What to produce
Your task is to transcribe all of the records exactly and leave out the pictures.

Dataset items

........

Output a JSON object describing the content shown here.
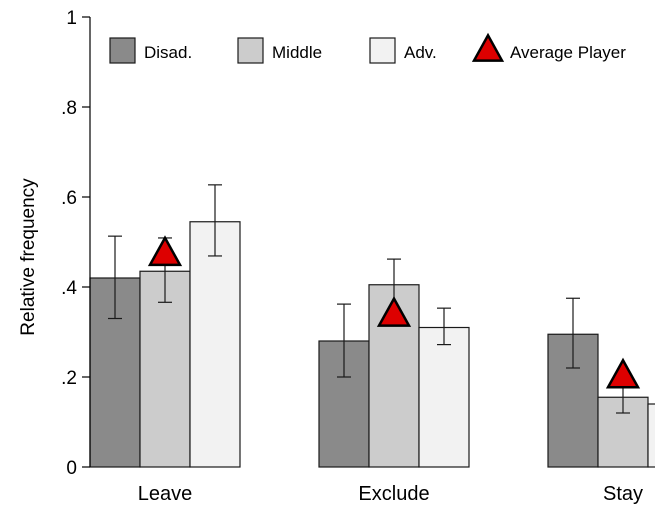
{
  "chart_data": {
    "type": "bar",
    "categories": [
      "Leave",
      "Exclude",
      "Stay"
    ],
    "series": [
      {
        "name": "Disad.",
        "color": "#8a8a8a",
        "values": [
          0.42,
          0.28,
          0.295
        ],
        "err_low": [
          0.33,
          0.2,
          0.22
        ],
        "err_high": [
          0.513,
          0.362,
          0.375
        ]
      },
      {
        "name": "Middle",
        "color": "#cccccc",
        "values": [
          0.435,
          0.405,
          0.155
        ],
        "err_low": [
          0.366,
          0.333,
          0.12
        ],
        "err_high": [
          0.509,
          0.462,
          0.19
        ]
      },
      {
        "name": "Adv.",
        "color": "#f2f2f2",
        "values": [
          0.545,
          0.31,
          0.14
        ],
        "err_low": [
          0.469,
          0.272,
          null
        ],
        "err_high": [
          0.627,
          0.353,
          null
        ]
      }
    ],
    "average_player": {
      "name": "Average Player",
      "color": "#dd0000",
      "values": [
        0.472,
        0.337,
        0.2
      ]
    },
    "ylabel": "Relative frequency",
    "ylim": [
      0,
      1
    ],
    "yticks": [
      {
        "value": 0,
        "label": "0"
      },
      {
        "value": 0.2,
        "label": ".2"
      },
      {
        "value": 0.4,
        "label": ".4"
      },
      {
        "value": 0.6,
        "label": ".6"
      },
      {
        "value": 0.8,
        "label": ".8"
      },
      {
        "value": 1,
        "label": "1"
      }
    ],
    "legend": [
      "Disad.",
      "Middle",
      "Adv.",
      "Average Player"
    ],
    "legend_position": "top",
    "grid": false
  }
}
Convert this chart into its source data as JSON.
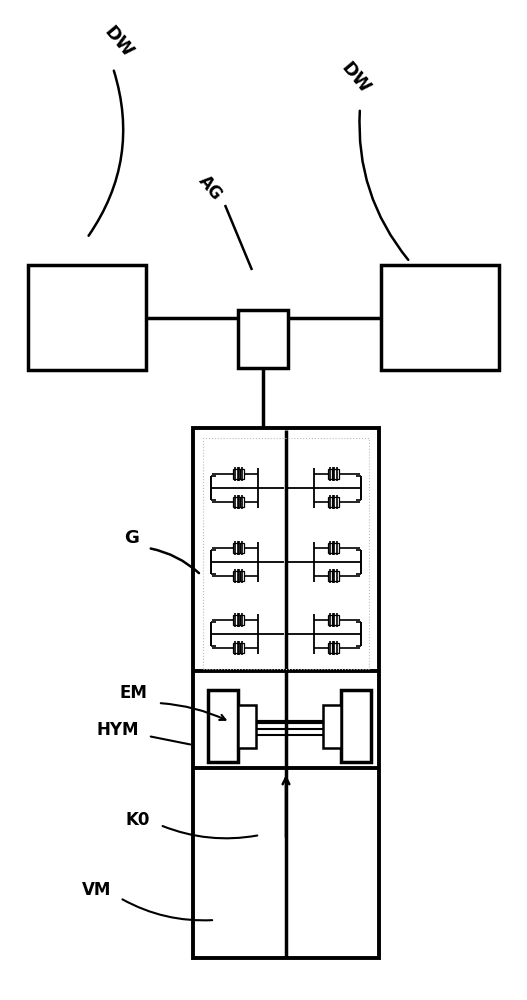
{
  "bg_color": "#ffffff",
  "line_color": "#000000",
  "fig_width": 5.27,
  "fig_height": 10.0,
  "labels": {
    "DW_left": "DW",
    "DW_right": "DW",
    "AG": "AG",
    "G": "G",
    "EM": "EM",
    "HYM": "HYM",
    "K0": "K0",
    "VM": "VM"
  }
}
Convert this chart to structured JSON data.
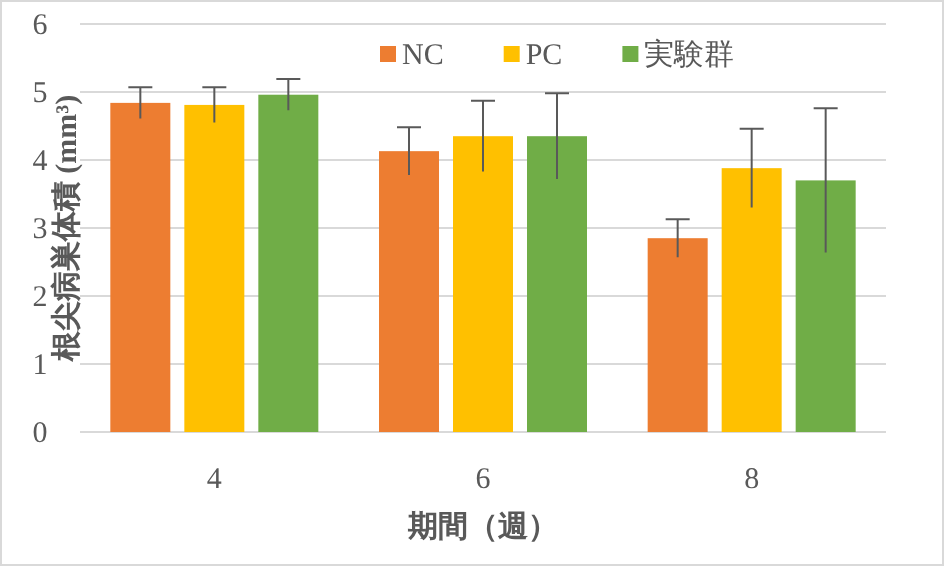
{
  "chart_data": {
    "type": "bar",
    "xlabel": "期間（週）",
    "ylabel": "根尖病巣体積 (mm³)",
    "categories": [
      "4",
      "6",
      "8"
    ],
    "series": [
      {
        "name": "NC",
        "color": "#ed7d31",
        "values": [
          4.84,
          4.13,
          2.85
        ],
        "errors": [
          0.23,
          0.35,
          0.28
        ]
      },
      {
        "name": "PC",
        "color": "#ffc000",
        "values": [
          4.81,
          4.35,
          3.88
        ],
        "errors": [
          0.26,
          0.52,
          0.58
        ]
      },
      {
        "name": "実験群",
        "color": "#70ad47",
        "values": [
          4.96,
          4.35,
          3.7
        ],
        "errors": [
          0.23,
          0.63,
          1.06
        ]
      }
    ],
    "ylim": [
      0,
      6
    ],
    "yticks": [
      0,
      1,
      2,
      3,
      4,
      5,
      6
    ],
    "grid": "y",
    "legend": "top"
  }
}
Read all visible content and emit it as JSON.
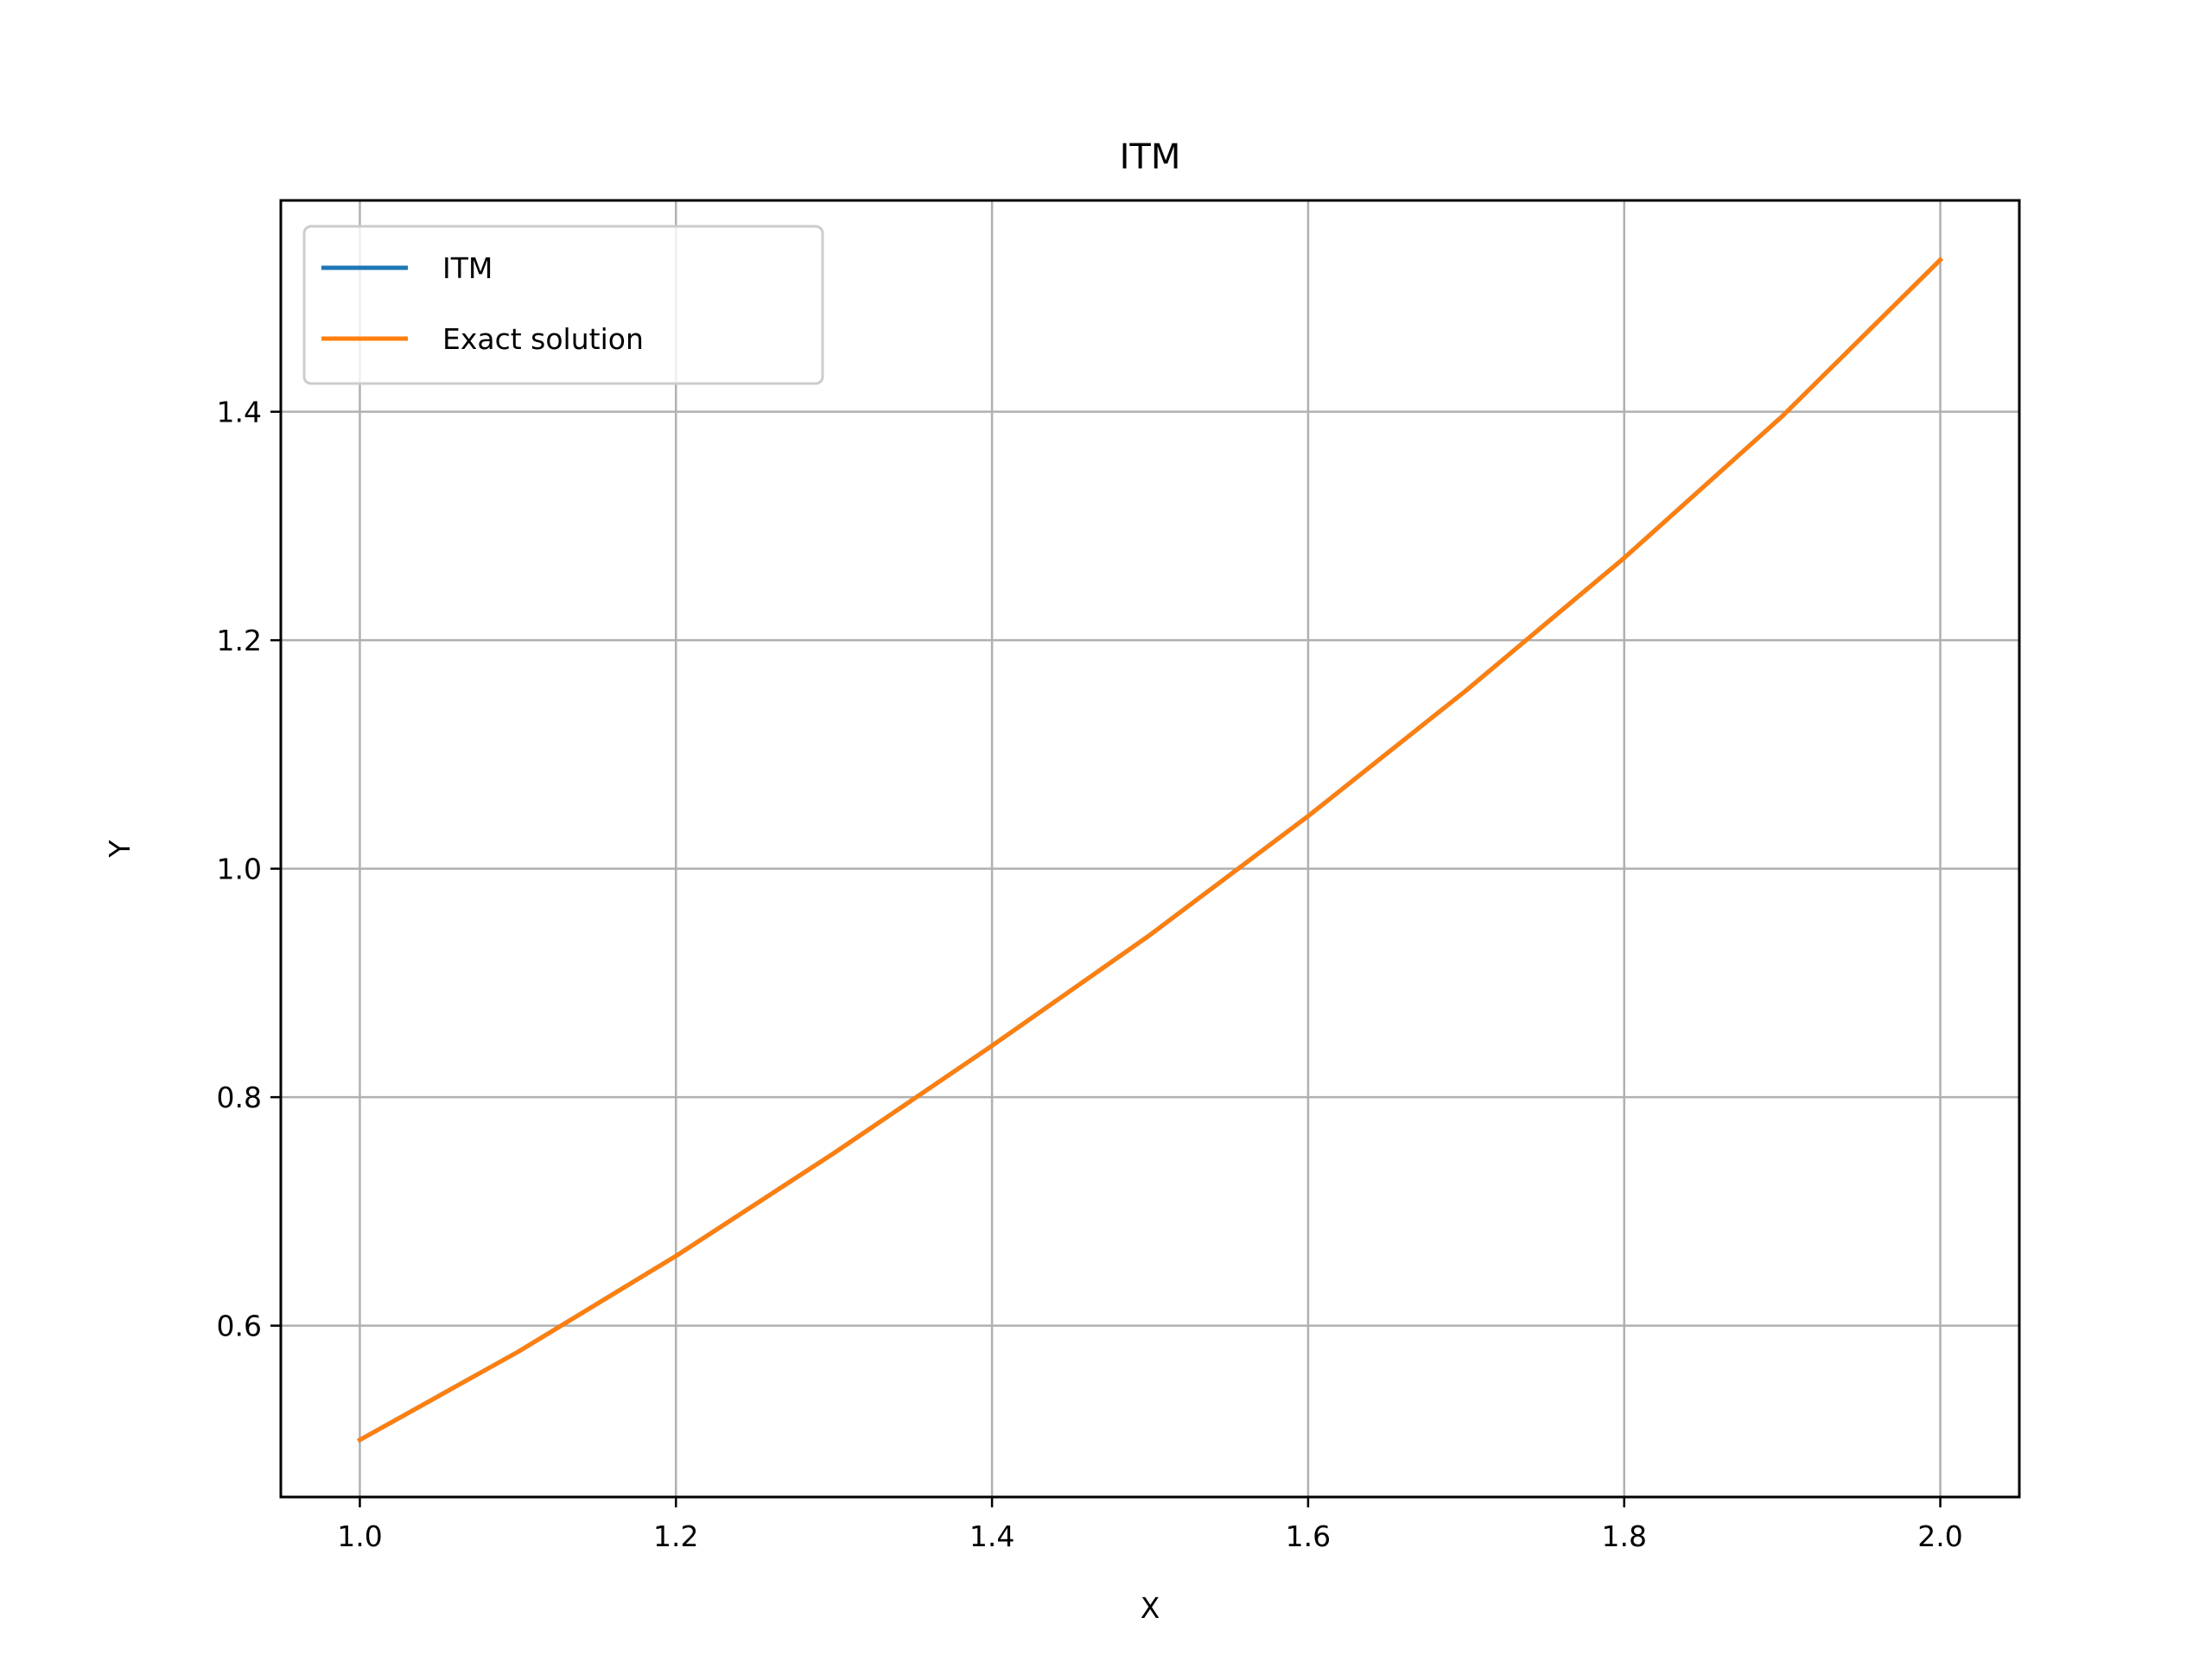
{
  "chart_data": {
    "type": "line",
    "title": "ITM",
    "xlabel": "X",
    "ylabel": "Y",
    "xlim": [
      0.95,
      2.05
    ],
    "ylim": [
      0.45,
      1.585
    ],
    "xticks": [
      1.0,
      1.2,
      1.4,
      1.6,
      1.8,
      2.0
    ],
    "xtick_labels": [
      "1.0",
      "1.2",
      "1.4",
      "1.6",
      "1.8",
      "2.0"
    ],
    "yticks": [
      0.6,
      0.8,
      1.0,
      1.2,
      1.4
    ],
    "ytick_labels": [
      "0.6",
      "0.8",
      "1.0",
      "1.2",
      "1.4"
    ],
    "grid": true,
    "legend_position": "top-left",
    "series": [
      {
        "name": "ITM",
        "color": "#1f77b4",
        "x": [
          1.0,
          1.1,
          1.2,
          1.3,
          1.4,
          1.5,
          1.6,
          1.7,
          1.8,
          1.9,
          2.0
        ],
        "y": [
          0.5,
          0.577,
          0.661,
          0.751,
          0.845,
          0.942,
          1.046,
          1.156,
          1.272,
          1.396,
          1.533
        ]
      },
      {
        "name": "Exact solution",
        "color": "#ff7f0e",
        "x": [
          1.0,
          1.1,
          1.2,
          1.3,
          1.4,
          1.5,
          1.6,
          1.7,
          1.8,
          1.9,
          2.0
        ],
        "y": [
          0.5,
          0.577,
          0.661,
          0.751,
          0.845,
          0.942,
          1.046,
          1.156,
          1.272,
          1.396,
          1.533
        ]
      }
    ]
  }
}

........

The answer
Output a JSON object describing the content shown here.
{
  "chart_data": {
    "type": "bar",
    "categories": [
      "Leave",
      "Exclude",
      "Stay"
    ],
    "series": [
      {
        "name": "Disad.",
        "color": "#8a8a8a",
        "values": [
          0.42,
          0.28,
          0.295
        ],
        "err_low": [
          0.33,
          0.2,
          0.22
        ],
        "err_high": [
          0.513,
          0.362,
          0.375
        ]
      },
      {
        "name": "Middle",
        "color": "#cccccc",
        "values": [
          0.435,
          0.405,
          0.155
        ],
        "err_low": [
          0.366,
          0.333,
          0.12
        ],
        "err_high": [
          0.509,
          0.462,
          0.19
        ]
      },
      {
        "name": "Adv.",
        "color": "#f2f2f2",
        "values": [
          0.545,
          0.31,
          0.14
        ],
        "err_low": [
          0.469,
          0.272,
          null
        ],
        "err_high": [
          0.627,
          0.353,
          null
        ]
      }
    ],
    "average_player": {
      "name": "Average Player",
      "color": "#dd0000",
      "values": [
        0.472,
        0.337,
        0.2
      ]
    },
    "ylabel": "Relative frequency",
    "ylim": [
      0,
      1
    ],
    "yticks": [
      {
        "value": 0,
        "label": "0"
      },
      {
        "value": 0.2,
        "label": ".2"
      },
      {
        "value": 0.4,
        "label": ".4"
      },
      {
        "value": 0.6,
        "label": ".6"
      },
      {
        "value": 0.8,
        "label": ".8"
      },
      {
        "value": 1,
        "label": "1"
      }
    ],
    "legend": [
      "Disad.",
      "Middle",
      "Adv.",
      "Average Player"
    ],
    "legend_position": "top",
    "grid": false
  }
}
Convert this chart into its source data as JSON.
{
  "bg_color": "#ffffff",
  "line_color": "#000000",
  "fig_width": 5.27,
  "fig_height": 10.0,
  "labels": {
    "DW_left": "DW",
    "DW_right": "DW",
    "AG": "AG",
    "G": "G",
    "EM": "EM",
    "HYM": "HYM",
    "K0": "K0",
    "VM": "VM"
  }
}
Convert this chart to structured JSON data.
{
  "chart_data": {
    "type": "bar",
    "xlabel": "期間（週）",
    "ylabel": "根尖病巣体積 (mm³)",
    "categories": [
      "4",
      "6",
      "8"
    ],
    "series": [
      {
        "name": "NC",
        "color": "#ed7d31",
        "values": [
          4.84,
          4.13,
          2.85
        ],
        "errors": [
          0.23,
          0.35,
          0.28
        ]
      },
      {
        "name": "PC",
        "color": "#ffc000",
        "values": [
          4.81,
          4.35,
          3.88
        ],
        "errors": [
          0.26,
          0.52,
          0.58
        ]
      },
      {
        "name": "実験群",
        "color": "#70ad47",
        "values": [
          4.96,
          4.35,
          3.7
        ],
        "errors": [
          0.23,
          0.63,
          1.06
        ]
      }
    ],
    "ylim": [
      0,
      6
    ],
    "yticks": [
      0,
      1,
      2,
      3,
      4,
      5,
      6
    ],
    "grid": "y",
    "legend": "top"
  }
}
Read all visible content and emit it as JSON.
{
  "chart_data": {
    "type": "line",
    "title": "ITM",
    "xlabel": "X",
    "ylabel": "Y",
    "xlim": [
      0.95,
      2.05
    ],
    "ylim": [
      0.45,
      1.585
    ],
    "xticks": [
      1.0,
      1.2,
      1.4,
      1.6,
      1.8,
      2.0
    ],
    "xtick_labels": [
      "1.0",
      "1.2",
      "1.4",
      "1.6",
      "1.8",
      "2.0"
    ],
    "yticks": [
      0.6,
      0.8,
      1.0,
      1.2,
      1.4
    ],
    "ytick_labels": [
      "0.6",
      "0.8",
      "1.0",
      "1.2",
      "1.4"
    ],
    "grid": true,
    "legend_position": "top-left",
    "series": [
      {
        "name": "ITM",
        "color": "#1f77b4",
        "x": [
          1.0,
          1.1,
          1.2,
          1.3,
          1.4,
          1.5,
          1.6,
          1.7,
          1.8,
          1.9,
          2.0
        ],
        "y": [
          0.5,
          0.577,
          0.661,
          0.751,
          0.845,
          0.942,
          1.046,
          1.156,
          1.272,
          1.396,
          1.533
        ]
      },
      {
        "name": "Exact solution",
        "color": "#ff7f0e",
        "x": [
          1.0,
          1.1,
          1.2,
          1.3,
          1.4,
          1.5,
          1.6,
          1.7,
          1.8,
          1.9,
          2.0
        ],
        "y": [
          0.5,
          0.577,
          0.661,
          0.751,
          0.845,
          0.942,
          1.046,
          1.156,
          1.272,
          1.396,
          1.533
        ]
      }
    ]
  }
}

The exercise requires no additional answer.